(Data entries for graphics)
:::::

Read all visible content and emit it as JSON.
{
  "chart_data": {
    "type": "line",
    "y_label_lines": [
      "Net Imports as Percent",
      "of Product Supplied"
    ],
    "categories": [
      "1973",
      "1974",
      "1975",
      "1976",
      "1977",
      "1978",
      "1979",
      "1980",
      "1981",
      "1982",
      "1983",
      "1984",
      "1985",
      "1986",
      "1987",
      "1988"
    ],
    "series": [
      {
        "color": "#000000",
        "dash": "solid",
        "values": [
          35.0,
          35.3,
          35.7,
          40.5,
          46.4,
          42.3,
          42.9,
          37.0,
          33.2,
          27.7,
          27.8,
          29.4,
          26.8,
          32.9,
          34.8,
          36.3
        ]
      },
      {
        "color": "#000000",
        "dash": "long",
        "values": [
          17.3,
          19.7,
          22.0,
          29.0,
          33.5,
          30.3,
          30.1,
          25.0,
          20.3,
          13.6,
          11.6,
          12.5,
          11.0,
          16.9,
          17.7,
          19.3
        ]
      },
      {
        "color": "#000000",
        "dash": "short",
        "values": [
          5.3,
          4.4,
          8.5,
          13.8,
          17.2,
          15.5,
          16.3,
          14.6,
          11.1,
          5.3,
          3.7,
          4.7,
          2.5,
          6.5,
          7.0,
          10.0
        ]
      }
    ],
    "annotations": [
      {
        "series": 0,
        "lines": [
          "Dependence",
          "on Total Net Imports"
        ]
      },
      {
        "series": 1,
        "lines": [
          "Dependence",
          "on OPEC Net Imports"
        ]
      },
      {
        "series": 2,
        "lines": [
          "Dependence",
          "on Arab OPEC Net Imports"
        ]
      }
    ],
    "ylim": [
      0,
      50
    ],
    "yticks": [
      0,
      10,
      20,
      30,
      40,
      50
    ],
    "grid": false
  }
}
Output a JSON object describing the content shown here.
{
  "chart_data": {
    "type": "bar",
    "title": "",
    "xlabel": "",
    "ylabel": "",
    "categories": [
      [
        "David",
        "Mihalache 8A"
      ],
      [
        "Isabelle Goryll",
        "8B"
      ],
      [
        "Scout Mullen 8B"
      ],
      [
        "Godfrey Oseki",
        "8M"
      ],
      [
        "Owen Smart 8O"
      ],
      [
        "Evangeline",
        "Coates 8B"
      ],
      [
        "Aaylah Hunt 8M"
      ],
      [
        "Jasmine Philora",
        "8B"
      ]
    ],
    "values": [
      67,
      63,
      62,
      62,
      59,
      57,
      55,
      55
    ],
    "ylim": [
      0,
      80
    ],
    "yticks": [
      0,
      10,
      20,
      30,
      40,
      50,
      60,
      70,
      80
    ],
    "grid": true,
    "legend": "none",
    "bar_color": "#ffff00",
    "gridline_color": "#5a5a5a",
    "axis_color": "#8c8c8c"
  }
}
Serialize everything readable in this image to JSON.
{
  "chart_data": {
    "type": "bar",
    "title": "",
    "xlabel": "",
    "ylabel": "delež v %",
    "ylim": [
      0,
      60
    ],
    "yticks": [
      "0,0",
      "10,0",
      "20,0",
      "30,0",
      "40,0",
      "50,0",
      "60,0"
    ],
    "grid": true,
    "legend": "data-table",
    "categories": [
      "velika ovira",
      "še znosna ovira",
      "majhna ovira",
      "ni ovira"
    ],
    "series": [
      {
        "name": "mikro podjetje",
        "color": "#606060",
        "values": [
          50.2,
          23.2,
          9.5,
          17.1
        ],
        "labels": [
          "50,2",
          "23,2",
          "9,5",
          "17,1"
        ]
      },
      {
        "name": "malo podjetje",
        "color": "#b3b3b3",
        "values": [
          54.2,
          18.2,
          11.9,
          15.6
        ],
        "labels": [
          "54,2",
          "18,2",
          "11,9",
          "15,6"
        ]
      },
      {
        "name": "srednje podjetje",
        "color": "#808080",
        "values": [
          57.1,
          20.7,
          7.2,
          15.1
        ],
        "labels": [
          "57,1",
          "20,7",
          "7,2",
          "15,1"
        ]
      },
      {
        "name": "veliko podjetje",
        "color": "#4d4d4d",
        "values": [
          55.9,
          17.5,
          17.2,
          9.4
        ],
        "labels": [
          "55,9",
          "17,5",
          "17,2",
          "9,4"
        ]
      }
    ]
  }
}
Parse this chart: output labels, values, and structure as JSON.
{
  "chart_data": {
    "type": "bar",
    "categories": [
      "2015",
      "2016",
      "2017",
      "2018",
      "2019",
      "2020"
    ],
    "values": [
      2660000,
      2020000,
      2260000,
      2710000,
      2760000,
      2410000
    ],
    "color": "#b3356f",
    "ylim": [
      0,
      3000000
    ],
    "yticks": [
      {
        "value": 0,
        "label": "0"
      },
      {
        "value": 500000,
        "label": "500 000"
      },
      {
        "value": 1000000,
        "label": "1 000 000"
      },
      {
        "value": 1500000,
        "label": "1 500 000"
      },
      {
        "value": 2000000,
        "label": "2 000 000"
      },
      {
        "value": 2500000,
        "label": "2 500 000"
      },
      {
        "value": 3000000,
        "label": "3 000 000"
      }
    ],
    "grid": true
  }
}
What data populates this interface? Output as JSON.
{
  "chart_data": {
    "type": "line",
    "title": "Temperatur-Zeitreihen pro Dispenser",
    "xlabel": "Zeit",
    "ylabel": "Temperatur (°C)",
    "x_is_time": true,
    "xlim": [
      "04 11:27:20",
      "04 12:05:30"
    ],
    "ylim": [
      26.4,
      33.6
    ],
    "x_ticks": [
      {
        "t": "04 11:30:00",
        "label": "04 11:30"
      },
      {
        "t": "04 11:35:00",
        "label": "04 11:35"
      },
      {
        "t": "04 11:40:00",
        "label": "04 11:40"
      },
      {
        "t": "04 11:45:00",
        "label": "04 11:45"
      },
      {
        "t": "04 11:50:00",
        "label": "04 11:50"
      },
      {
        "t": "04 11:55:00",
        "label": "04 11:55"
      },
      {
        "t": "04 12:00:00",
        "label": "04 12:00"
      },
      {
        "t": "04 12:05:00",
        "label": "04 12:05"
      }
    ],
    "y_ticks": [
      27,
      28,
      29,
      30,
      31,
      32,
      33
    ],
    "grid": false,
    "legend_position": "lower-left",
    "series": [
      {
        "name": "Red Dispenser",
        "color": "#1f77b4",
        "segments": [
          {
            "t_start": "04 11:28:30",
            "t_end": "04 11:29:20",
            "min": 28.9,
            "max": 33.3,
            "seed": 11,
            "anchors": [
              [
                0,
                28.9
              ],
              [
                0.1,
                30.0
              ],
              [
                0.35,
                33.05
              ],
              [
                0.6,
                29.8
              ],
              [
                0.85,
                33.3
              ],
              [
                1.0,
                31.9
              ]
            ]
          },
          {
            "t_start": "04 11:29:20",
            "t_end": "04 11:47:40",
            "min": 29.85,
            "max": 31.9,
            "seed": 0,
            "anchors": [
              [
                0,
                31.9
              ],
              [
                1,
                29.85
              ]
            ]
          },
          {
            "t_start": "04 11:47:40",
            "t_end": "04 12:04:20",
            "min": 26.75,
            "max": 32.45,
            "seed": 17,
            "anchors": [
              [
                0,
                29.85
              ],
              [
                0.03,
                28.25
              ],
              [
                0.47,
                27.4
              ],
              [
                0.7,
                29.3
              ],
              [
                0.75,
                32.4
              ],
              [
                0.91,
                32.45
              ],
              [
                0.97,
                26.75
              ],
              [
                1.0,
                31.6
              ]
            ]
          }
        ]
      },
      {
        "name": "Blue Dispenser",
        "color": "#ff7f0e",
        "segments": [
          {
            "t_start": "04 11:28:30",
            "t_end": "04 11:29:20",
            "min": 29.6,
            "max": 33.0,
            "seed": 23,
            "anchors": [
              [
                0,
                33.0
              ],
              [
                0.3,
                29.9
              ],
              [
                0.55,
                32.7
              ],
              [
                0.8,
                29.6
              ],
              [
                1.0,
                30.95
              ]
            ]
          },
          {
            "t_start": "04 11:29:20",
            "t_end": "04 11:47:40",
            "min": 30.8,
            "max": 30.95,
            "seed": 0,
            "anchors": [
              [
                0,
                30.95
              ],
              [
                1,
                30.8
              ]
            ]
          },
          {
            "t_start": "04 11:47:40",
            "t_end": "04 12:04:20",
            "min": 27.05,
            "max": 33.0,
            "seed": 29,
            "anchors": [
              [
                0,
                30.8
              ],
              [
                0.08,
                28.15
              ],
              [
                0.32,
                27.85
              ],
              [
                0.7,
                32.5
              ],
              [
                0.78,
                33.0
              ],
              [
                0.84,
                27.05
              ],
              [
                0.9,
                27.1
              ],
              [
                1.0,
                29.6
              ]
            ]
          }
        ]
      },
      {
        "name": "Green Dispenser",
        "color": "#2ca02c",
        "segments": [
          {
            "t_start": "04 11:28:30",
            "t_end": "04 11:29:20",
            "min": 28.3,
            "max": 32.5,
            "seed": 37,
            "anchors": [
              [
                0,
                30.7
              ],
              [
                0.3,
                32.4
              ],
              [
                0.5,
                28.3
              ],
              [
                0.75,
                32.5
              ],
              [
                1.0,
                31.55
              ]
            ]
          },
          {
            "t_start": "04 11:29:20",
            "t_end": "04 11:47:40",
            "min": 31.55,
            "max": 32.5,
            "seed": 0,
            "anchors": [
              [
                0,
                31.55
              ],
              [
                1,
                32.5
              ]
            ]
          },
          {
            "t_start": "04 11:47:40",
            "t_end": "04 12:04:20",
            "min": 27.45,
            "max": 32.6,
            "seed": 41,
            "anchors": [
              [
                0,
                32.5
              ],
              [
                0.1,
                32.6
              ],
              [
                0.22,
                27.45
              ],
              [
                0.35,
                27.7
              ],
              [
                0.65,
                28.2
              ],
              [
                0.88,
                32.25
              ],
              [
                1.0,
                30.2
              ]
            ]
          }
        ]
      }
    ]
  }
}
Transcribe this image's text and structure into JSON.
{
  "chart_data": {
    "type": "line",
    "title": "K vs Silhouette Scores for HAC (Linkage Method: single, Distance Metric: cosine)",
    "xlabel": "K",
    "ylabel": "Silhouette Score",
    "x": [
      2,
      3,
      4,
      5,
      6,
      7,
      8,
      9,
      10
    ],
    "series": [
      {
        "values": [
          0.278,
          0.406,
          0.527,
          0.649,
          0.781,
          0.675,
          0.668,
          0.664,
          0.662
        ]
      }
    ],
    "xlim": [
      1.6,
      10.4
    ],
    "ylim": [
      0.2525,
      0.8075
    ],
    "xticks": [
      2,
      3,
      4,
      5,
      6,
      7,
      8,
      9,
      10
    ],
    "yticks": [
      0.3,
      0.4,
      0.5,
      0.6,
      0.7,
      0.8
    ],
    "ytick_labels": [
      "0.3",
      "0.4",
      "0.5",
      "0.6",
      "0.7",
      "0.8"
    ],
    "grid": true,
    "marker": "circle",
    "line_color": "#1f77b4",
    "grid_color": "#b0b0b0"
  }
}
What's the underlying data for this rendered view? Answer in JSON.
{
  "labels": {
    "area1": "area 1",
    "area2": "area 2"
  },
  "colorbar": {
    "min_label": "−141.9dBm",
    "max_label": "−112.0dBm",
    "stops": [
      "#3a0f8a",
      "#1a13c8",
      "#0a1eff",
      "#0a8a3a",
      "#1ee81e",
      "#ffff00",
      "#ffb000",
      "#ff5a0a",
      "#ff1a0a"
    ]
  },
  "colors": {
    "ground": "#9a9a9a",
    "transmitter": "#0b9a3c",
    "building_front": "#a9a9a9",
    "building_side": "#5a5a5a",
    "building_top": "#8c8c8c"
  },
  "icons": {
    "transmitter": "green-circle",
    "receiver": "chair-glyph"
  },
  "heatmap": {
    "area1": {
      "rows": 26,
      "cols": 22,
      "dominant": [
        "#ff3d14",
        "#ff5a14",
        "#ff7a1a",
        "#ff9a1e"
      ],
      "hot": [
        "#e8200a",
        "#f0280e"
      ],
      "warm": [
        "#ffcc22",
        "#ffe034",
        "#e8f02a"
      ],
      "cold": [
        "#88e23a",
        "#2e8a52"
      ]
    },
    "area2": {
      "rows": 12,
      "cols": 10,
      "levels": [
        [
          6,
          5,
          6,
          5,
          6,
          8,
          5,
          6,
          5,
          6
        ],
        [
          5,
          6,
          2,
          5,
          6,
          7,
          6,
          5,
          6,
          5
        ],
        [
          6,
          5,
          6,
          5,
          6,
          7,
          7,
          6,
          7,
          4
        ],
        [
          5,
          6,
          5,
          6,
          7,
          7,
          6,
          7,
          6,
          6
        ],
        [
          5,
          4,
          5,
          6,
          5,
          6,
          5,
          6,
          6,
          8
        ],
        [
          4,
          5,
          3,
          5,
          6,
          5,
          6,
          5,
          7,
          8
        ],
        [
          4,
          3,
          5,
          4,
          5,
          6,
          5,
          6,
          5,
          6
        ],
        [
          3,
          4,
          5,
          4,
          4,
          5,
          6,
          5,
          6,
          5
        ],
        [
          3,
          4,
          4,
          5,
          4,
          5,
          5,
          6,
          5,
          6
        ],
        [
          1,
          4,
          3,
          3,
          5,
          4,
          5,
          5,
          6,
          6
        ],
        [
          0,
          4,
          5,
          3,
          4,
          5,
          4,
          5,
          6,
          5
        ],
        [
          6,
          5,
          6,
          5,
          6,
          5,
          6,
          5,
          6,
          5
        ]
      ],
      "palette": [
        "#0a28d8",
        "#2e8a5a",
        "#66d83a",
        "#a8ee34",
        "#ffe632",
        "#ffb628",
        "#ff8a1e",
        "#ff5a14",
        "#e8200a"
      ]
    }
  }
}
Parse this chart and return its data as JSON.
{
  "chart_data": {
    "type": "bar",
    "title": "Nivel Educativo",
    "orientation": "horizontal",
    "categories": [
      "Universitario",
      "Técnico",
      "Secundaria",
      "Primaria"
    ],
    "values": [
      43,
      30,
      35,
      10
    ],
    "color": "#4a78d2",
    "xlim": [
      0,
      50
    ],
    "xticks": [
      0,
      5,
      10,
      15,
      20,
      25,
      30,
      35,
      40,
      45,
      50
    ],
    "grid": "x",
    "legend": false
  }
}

:::::

Among the entries above, identify all lines with "Imports" and copy them.

> _Solution to this problem_:
      "Net Imports as Percent",
          "on Total Net Imports"
          "on OPEC Net Imports"
          "on Arab OPEC Net Imports"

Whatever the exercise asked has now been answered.